● **TASK BRIEF**:
Copy each of the entries below faithfully, setting aside any pictures.
::::::::
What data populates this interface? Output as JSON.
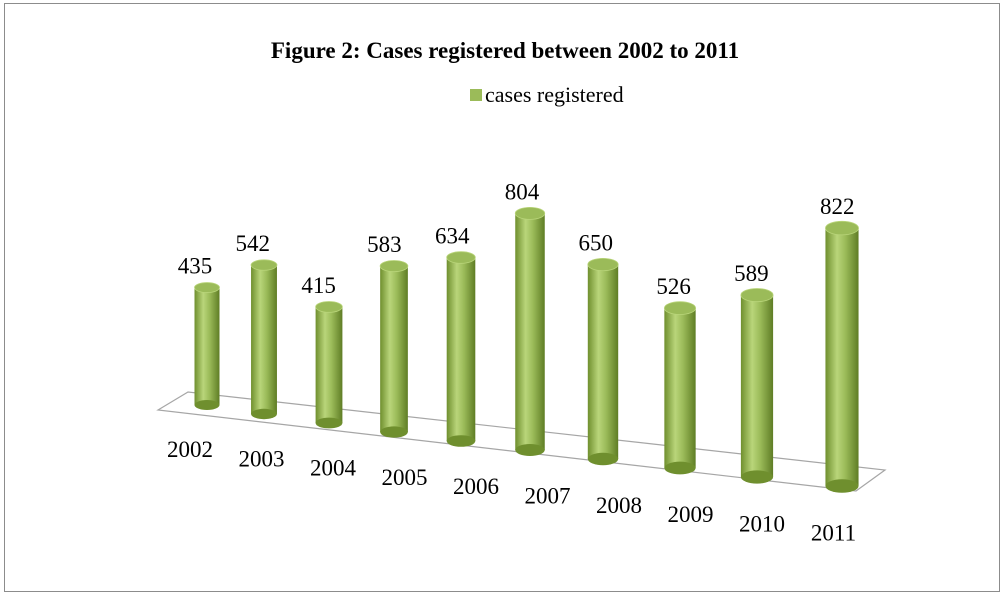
{
  "chart_data": {
    "type": "bar",
    "title": "Figure 2: Cases registered between 2002 to 2011",
    "categories": [
      "2002",
      "2003",
      "2004",
      "2005",
      "2006",
      "2007",
      "2008",
      "2009",
      "2010",
      "2011"
    ],
    "series": [
      {
        "name": "cases registered",
        "color": "#9bbb59",
        "values": [
          435,
          542,
          415,
          583,
          634,
          804,
          650,
          526,
          589,
          822
        ]
      }
    ]
  }
}
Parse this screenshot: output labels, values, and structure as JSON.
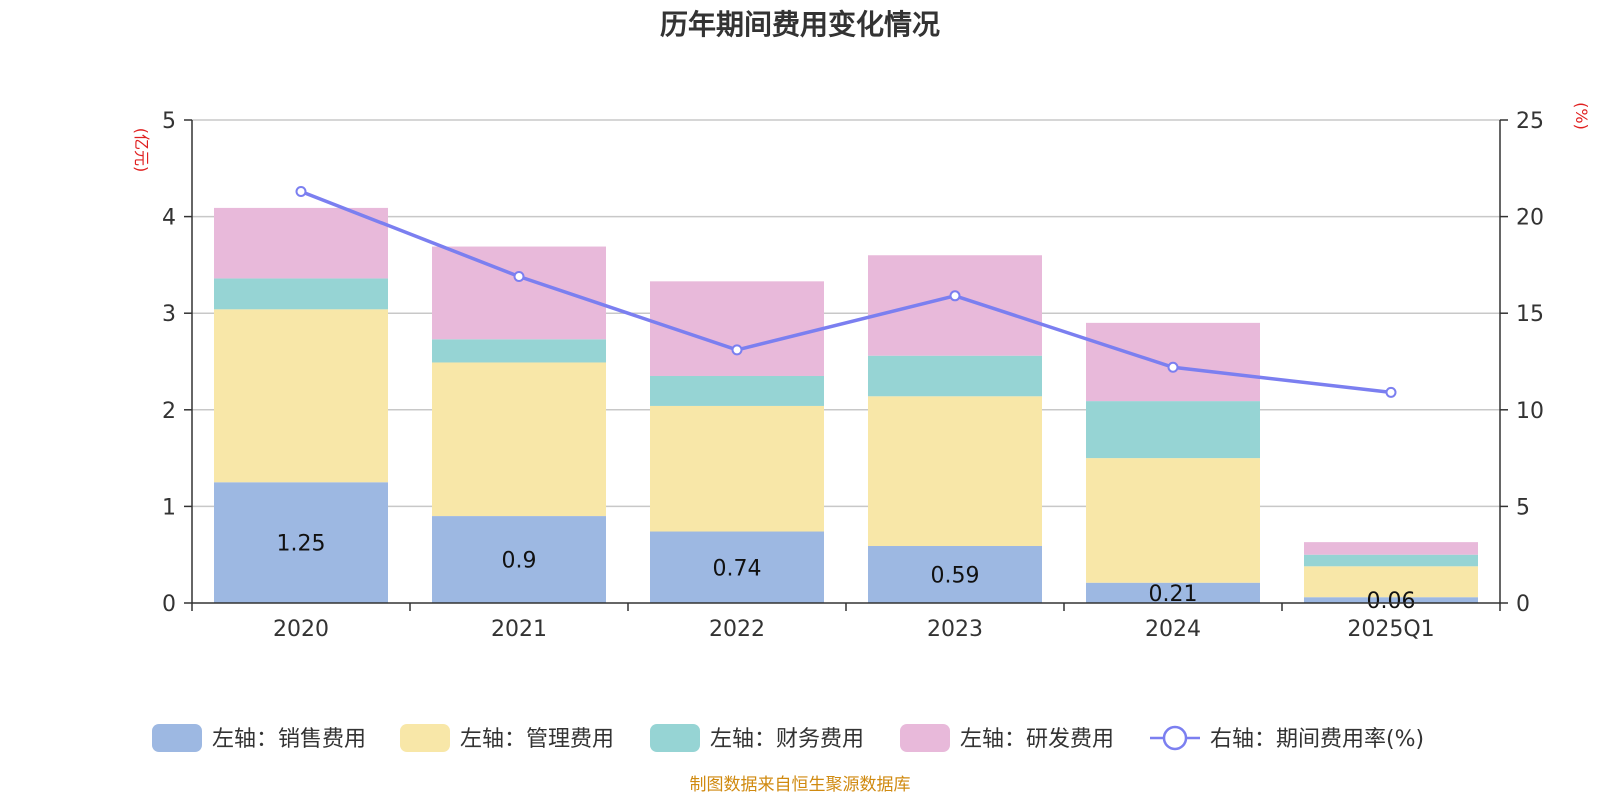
{
  "chart_data": {
    "type": "bar",
    "stacked": true,
    "title": "历年期间费用变化情况",
    "categories": [
      "2020",
      "2021",
      "2022",
      "2023",
      "2024",
      "2025Q1"
    ],
    "left_axis": {
      "unit": "(亿元)",
      "ylim": [
        0,
        5
      ],
      "ticks": [
        "0",
        "1",
        "2",
        "3",
        "4",
        "5"
      ]
    },
    "right_axis": {
      "unit": "(%)",
      "ylim": [
        0,
        25
      ],
      "ticks": [
        "0",
        "5",
        "10",
        "15",
        "20",
        "25"
      ]
    },
    "series": [
      {
        "name": "左轴：销售费用",
        "type": "bar",
        "axis": "left",
        "color": "#9db8e2",
        "values": [
          1.25,
          0.9,
          0.74,
          0.59,
          0.21,
          0.06
        ],
        "labels": [
          "1.25",
          "0.9",
          "0.74",
          "0.59",
          "0.21",
          "0.06"
        ]
      },
      {
        "name": "左轴：管理费用",
        "type": "bar",
        "axis": "left",
        "color": "#f8e7a8",
        "values": [
          1.79,
          1.59,
          1.3,
          1.55,
          1.29,
          0.32
        ]
      },
      {
        "name": "左轴：财务费用",
        "type": "bar",
        "axis": "left",
        "color": "#96d4d4",
        "values": [
          0.32,
          0.24,
          0.31,
          0.42,
          0.59,
          0.12
        ]
      },
      {
        "name": "左轴：研发费用",
        "type": "bar",
        "axis": "left",
        "color": "#e8b9da",
        "values": [
          0.73,
          0.96,
          0.98,
          1.04,
          0.81,
          0.13
        ]
      },
      {
        "name": "右轴：期间费用率(%)",
        "type": "line",
        "axis": "right",
        "color": "#7b7ff0",
        "values": [
          21.3,
          16.9,
          13.1,
          15.9,
          12.2,
          10.9
        ]
      }
    ],
    "legend_position": "bottom",
    "grid": true
  },
  "footer": {
    "source": "制图数据来自恒生聚源数据库"
  }
}
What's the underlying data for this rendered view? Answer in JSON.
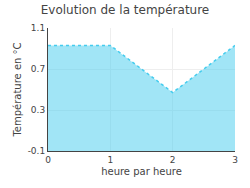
{
  "chart_data": {
    "type": "area",
    "title": "Evolution de la température",
    "xlabel": "heure par heure",
    "ylabel": "Température en °C",
    "x": [
      0,
      1,
      2,
      3
    ],
    "values": [
      0.93,
      0.93,
      0.47,
      0.93
    ],
    "color": "#44CCEE",
    "line_style": "dotted",
    "xlim": [
      0,
      3
    ],
    "xticks": [
      0,
      1,
      2,
      3
    ],
    "ylim": [
      -0.1,
      1.1
    ],
    "yticks": [
      -0.1,
      0.3,
      0.7,
      1.1
    ],
    "grid": true
  }
}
::::::::
● **EXERCISE SOLUTION**:
What data populates this interface? Output as JSON.
{
  "chart_data": {
    "type": "bar",
    "title": "Figure 2: Cases registered between 2002 to 2011",
    "categories": [
      "2002",
      "2003",
      "2004",
      "2005",
      "2006",
      "2007",
      "2008",
      "2009",
      "2010",
      "2011"
    ],
    "series": [
      {
        "name": "cases registered",
        "color": "#9bbb59",
        "values": [
          435,
          542,
          415,
          583,
          634,
          804,
          650,
          526,
          589,
          822
        ]
      }
    ]
  }
}
Parse this screenshot: output labels, values, and structure as JSON.
{
  "chart_data": {
    "type": "bar",
    "stacked": true,
    "title": "历年期间费用变化情况",
    "categories": [
      "2020",
      "2021",
      "2022",
      "2023",
      "2024",
      "2025Q1"
    ],
    "left_axis": {
      "unit": "(亿元)",
      "ylim": [
        0,
        5
      ],
      "ticks": [
        "0",
        "1",
        "2",
        "3",
        "4",
        "5"
      ]
    },
    "right_axis": {
      "unit": "(%)",
      "ylim": [
        0,
        25
      ],
      "ticks": [
        "0",
        "5",
        "10",
        "15",
        "20",
        "25"
      ]
    },
    "series": [
      {
        "name": "左轴：销售费用",
        "type": "bar",
        "axis": "left",
        "color": "#9db8e2",
        "values": [
          1.25,
          0.9,
          0.74,
          0.59,
          0.21,
          0.06
        ],
        "labels": [
          "1.25",
          "0.9",
          "0.74",
          "0.59",
          "0.21",
          "0.06"
        ]
      },
      {
        "name": "左轴：管理费用",
        "type": "bar",
        "axis": "left",
        "color": "#f8e7a8",
        "values": [
          1.79,
          1.59,
          1.3,
          1.55,
          1.29,
          0.32
        ]
      },
      {
        "name": "左轴：财务费用",
        "type": "bar",
        "axis": "left",
        "color": "#96d4d4",
        "values": [
          0.32,
          0.24,
          0.31,
          0.42,
          0.59,
          0.12
        ]
      },
      {
        "name": "左轴：研发费用",
        "type": "bar",
        "axis": "left",
        "color": "#e8b9da",
        "values": [
          0.73,
          0.96,
          0.98,
          1.04,
          0.81,
          0.13
        ]
      },
      {
        "name": "右轴：期间费用率(%)",
        "type": "line",
        "axis": "right",
        "color": "#7b7ff0",
        "values": [
          21.3,
          16.9,
          13.1,
          15.9,
          12.2,
          10.9
        ]
      }
    ],
    "legend_position": "bottom",
    "grid": true
  },
  "footer": {
    "source": "制图数据来自恒生聚源数据库"
  }
}
What's the underlying data for this rendered view? Answer in JSON.
{
  "chart_data": {
    "type": "area",
    "title": "Evolution de la température",
    "xlabel": "heure par heure",
    "ylabel": "Température en °C",
    "x": [
      0,
      1,
      2,
      3
    ],
    "values": [
      0.93,
      0.93,
      0.47,
      0.93
    ],
    "color": "#44CCEE",
    "line_style": "dotted",
    "xlim": [
      0,
      3
    ],
    "xticks": [
      0,
      1,
      2,
      3
    ],
    "ylim": [
      -0.1,
      1.1
    ],
    "yticks": [
      -0.1,
      0.3,
      0.7,
      1.1
    ],
    "grid": true
  }
}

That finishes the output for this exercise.